» **TASK MATERIAL**
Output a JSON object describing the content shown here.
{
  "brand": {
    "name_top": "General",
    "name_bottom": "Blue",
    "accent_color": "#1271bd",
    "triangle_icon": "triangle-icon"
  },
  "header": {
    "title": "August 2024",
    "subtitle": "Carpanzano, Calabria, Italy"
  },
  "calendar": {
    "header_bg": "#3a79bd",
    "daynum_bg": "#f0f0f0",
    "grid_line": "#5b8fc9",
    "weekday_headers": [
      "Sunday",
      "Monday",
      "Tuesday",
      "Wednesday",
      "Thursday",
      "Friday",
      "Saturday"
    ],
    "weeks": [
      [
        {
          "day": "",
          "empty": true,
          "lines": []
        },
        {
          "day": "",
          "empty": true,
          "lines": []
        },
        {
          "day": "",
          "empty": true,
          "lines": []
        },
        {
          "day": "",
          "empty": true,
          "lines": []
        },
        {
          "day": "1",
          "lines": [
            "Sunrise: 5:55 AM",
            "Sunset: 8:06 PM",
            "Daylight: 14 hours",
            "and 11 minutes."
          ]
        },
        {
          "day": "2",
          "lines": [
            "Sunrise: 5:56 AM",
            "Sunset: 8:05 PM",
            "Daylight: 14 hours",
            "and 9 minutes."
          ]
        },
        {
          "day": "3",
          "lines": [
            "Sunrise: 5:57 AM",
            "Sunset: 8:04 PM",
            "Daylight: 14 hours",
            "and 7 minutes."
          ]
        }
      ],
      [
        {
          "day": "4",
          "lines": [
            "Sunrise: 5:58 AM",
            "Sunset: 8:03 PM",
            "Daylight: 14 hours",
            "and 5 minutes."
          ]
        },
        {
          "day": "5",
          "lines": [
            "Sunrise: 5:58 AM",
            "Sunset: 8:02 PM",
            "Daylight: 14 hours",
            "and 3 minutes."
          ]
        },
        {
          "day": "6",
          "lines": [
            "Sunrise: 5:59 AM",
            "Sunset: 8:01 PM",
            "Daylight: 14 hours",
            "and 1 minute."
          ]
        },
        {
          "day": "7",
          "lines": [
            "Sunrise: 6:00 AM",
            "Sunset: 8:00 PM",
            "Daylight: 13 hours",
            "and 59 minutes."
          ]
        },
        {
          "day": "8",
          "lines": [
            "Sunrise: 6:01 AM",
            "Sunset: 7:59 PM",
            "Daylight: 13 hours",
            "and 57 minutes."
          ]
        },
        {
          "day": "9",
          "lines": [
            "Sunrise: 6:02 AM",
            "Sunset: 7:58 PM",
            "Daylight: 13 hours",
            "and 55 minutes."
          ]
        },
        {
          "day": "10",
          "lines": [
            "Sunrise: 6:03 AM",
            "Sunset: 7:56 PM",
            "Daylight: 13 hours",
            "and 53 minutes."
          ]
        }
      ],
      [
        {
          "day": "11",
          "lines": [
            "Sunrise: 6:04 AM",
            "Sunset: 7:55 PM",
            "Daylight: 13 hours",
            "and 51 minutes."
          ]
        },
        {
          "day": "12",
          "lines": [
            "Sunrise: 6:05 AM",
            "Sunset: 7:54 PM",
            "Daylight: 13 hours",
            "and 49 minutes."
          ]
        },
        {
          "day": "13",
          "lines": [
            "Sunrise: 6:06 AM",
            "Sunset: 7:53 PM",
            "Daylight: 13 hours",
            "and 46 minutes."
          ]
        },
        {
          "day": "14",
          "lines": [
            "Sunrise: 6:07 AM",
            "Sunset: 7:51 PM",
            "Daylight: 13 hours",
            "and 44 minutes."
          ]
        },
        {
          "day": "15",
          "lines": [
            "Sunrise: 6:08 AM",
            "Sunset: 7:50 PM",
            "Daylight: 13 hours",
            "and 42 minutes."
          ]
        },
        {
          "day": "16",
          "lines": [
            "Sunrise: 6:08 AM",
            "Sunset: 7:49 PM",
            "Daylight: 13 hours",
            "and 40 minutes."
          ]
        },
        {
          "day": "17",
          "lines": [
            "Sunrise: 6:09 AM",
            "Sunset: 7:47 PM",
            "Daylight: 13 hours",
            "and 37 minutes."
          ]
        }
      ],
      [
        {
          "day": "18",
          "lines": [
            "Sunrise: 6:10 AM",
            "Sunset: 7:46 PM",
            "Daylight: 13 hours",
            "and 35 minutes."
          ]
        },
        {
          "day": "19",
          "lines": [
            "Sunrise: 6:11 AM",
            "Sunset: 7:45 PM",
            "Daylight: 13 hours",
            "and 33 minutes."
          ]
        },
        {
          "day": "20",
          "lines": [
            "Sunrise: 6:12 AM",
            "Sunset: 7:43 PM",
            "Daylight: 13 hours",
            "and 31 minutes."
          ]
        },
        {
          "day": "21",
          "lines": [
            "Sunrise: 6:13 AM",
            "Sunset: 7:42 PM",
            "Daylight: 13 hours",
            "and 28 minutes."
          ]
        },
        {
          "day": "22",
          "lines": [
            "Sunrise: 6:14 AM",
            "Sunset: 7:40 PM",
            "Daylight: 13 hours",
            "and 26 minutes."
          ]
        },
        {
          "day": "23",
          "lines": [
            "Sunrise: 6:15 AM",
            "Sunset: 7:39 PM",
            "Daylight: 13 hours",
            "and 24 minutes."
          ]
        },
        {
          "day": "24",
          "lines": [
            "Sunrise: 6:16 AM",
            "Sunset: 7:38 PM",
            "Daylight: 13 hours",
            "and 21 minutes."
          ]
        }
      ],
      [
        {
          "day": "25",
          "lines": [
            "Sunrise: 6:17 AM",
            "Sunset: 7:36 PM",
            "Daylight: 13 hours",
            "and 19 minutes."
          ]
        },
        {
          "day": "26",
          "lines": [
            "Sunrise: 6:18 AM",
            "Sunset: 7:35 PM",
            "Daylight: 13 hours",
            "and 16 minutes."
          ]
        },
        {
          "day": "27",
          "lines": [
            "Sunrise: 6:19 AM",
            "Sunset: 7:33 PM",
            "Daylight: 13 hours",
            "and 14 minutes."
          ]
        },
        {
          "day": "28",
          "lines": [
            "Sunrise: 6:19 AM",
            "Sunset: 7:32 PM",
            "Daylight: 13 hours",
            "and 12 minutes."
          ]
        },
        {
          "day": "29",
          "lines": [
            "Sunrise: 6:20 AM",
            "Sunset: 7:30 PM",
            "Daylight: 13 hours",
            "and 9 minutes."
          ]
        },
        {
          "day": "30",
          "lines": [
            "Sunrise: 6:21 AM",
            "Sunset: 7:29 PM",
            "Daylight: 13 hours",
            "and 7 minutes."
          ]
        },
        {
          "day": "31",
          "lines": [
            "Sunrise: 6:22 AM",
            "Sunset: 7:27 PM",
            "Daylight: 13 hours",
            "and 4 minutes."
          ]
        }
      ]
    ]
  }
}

» **WHAT TO DO**
Your task is to quote all of the data word for word.

» **EXERCISE ANSWER**
Output a JSON object describing the content shown here.
{
  "brand": {
    "name_top": "General",
    "name_bottom": "Blue",
    "accent_color": "#1271bd",
    "triangle_icon": "triangle-icon"
  },
  "header": {
    "title": "August 2024",
    "subtitle": "Carpanzano, Calabria, Italy"
  },
  "calendar": {
    "header_bg": "#3a79bd",
    "daynum_bg": "#f0f0f0",
    "grid_line": "#5b8fc9",
    "weekday_headers": [
      "Sunday",
      "Monday",
      "Tuesday",
      "Wednesday",
      "Thursday",
      "Friday",
      "Saturday"
    ],
    "weeks": [
      [
        {
          "day": "",
          "empty": true,
          "lines": []
        },
        {
          "day": "",
          "empty": true,
          "lines": []
        },
        {
          "day": "",
          "empty": true,
          "lines": []
        },
        {
          "day": "",
          "empty": true,
          "lines": []
        },
        {
          "day": "1",
          "lines": [
            "Sunrise: 5:55 AM",
            "Sunset: 8:06 PM",
            "Daylight: 14 hours",
            "and 11 minutes."
          ]
        },
        {
          "day": "2",
          "lines": [
            "Sunrise: 5:56 AM",
            "Sunset: 8:05 PM",
            "Daylight: 14 hours",
            "and 9 minutes."
          ]
        },
        {
          "day": "3",
          "lines": [
            "Sunrise: 5:57 AM",
            "Sunset: 8:04 PM",
            "Daylight: 14 hours",
            "and 7 minutes."
          ]
        }
      ],
      [
        {
          "day": "4",
          "lines": [
            "Sunrise: 5:58 AM",
            "Sunset: 8:03 PM",
            "Daylight: 14 hours",
            "and 5 minutes."
          ]
        },
        {
          "day": "5",
          "lines": [
            "Sunrise: 5:58 AM",
            "Sunset: 8:02 PM",
            "Daylight: 14 hours",
            "and 3 minutes."
          ]
        },
        {
          "day": "6",
          "lines": [
            "Sunrise: 5:59 AM",
            "Sunset: 8:01 PM",
            "Daylight: 14 hours",
            "and 1 minute."
          ]
        },
        {
          "day": "7",
          "lines": [
            "Sunrise: 6:00 AM",
            "Sunset: 8:00 PM",
            "Daylight: 13 hours",
            "and 59 minutes."
          ]
        },
        {
          "day": "8",
          "lines": [
            "Sunrise: 6:01 AM",
            "Sunset: 7:59 PM",
            "Daylight: 13 hours",
            "and 57 minutes."
          ]
        },
        {
          "day": "9",
          "lines": [
            "Sunrise: 6:02 AM",
            "Sunset: 7:58 PM",
            "Daylight: 13 hours",
            "and 55 minutes."
          ]
        },
        {
          "day": "10",
          "lines": [
            "Sunrise: 6:03 AM",
            "Sunset: 7:56 PM",
            "Daylight: 13 hours",
            "and 53 minutes."
          ]
        }
      ],
      [
        {
          "day": "11",
          "lines": [
            "Sunrise: 6:04 AM",
            "Sunset: 7:55 PM",
            "Daylight: 13 hours",
            "and 51 minutes."
          ]
        },
        {
          "day": "12",
          "lines": [
            "Sunrise: 6:05 AM",
            "Sunset: 7:54 PM",
            "Daylight: 13 hours",
            "and 49 minutes."
          ]
        },
        {
          "day": "13",
          "lines": [
            "Sunrise: 6:06 AM",
            "Sunset: 7:53 PM",
            "Daylight: 13 hours",
            "and 46 minutes."
          ]
        },
        {
          "day": "14",
          "lines": [
            "Sunrise: 6:07 AM",
            "Sunset: 7:51 PM",
            "Daylight: 13 hours",
            "and 44 minutes."
          ]
        },
        {
          "day": "15",
          "lines": [
            "Sunrise: 6:08 AM",
            "Sunset: 7:50 PM",
            "Daylight: 13 hours",
            "and 42 minutes."
          ]
        },
        {
          "day": "16",
          "lines": [
            "Sunrise: 6:08 AM",
            "Sunset: 7:49 PM",
            "Daylight: 13 hours",
            "and 40 minutes."
          ]
        },
        {
          "day": "17",
          "lines": [
            "Sunrise: 6:09 AM",
            "Sunset: 7:47 PM",
            "Daylight: 13 hours",
            "and 37 minutes."
          ]
        }
      ],
      [
        {
          "day": "18",
          "lines": [
            "Sunrise: 6:10 AM",
            "Sunset: 7:46 PM",
            "Daylight: 13 hours",
            "and 35 minutes."
          ]
        },
        {
          "day": "19",
          "lines": [
            "Sunrise: 6:11 AM",
            "Sunset: 7:45 PM",
            "Daylight: 13 hours",
            "and 33 minutes."
          ]
        },
        {
          "day": "20",
          "lines": [
            "Sunrise: 6:12 AM",
            "Sunset: 7:43 PM",
            "Daylight: 13 hours",
            "and 31 minutes."
          ]
        },
        {
          "day": "21",
          "lines": [
            "Sunrise: 6:13 AM",
            "Sunset: 7:42 PM",
            "Daylight: 13 hours",
            "and 28 minutes."
          ]
        },
        {
          "day": "22",
          "lines": [
            "Sunrise: 6:14 AM",
            "Sunset: 7:40 PM",
            "Daylight: 13 hours",
            "and 26 minutes."
          ]
        },
        {
          "day": "23",
          "lines": [
            "Sunrise: 6:15 AM",
            "Sunset: 7:39 PM",
            "Daylight: 13 hours",
            "and 24 minutes."
          ]
        },
        {
          "day": "24",
          "lines": [
            "Sunrise: 6:16 AM",
            "Sunset: 7:38 PM",
            "Daylight: 13 hours",
            "and 21 minutes."
          ]
        }
      ],
      [
        {
          "day": "25",
          "lines": [
            "Sunrise: 6:17 AM",
            "Sunset: 7:36 PM",
            "Daylight: 13 hours",
            "and 19 minutes."
          ]
        },
        {
          "day": "26",
          "lines": [
            "Sunrise: 6:18 AM",
            "Sunset: 7:35 PM",
            "Daylight: 13 hours",
            "and 16 minutes."
          ]
        },
        {
          "day": "27",
          "lines": [
            "Sunrise: 6:19 AM",
            "Sunset: 7:33 PM",
            "Daylight: 13 hours",
            "and 14 minutes."
          ]
        },
        {
          "day": "28",
          "lines": [
            "Sunrise: 6:19 AM",
            "Sunset: 7:32 PM",
            "Daylight: 13 hours",
            "and 12 minutes."
          ]
        },
        {
          "day": "29",
          "lines": [
            "Sunrise: 6:20 AM",
            "Sunset: 7:30 PM",
            "Daylight: 13 hours",
            "and 9 minutes."
          ]
        },
        {
          "day": "30",
          "lines": [
            "Sunrise: 6:21 AM",
            "Sunset: 7:29 PM",
            "Daylight: 13 hours",
            "and 7 minutes."
          ]
        },
        {
          "day": "31",
          "lines": [
            "Sunrise: 6:22 AM",
            "Sunset: 7:27 PM",
            "Daylight: 13 hours",
            "and 4 minutes."
          ]
        }
      ]
    ]
  }
}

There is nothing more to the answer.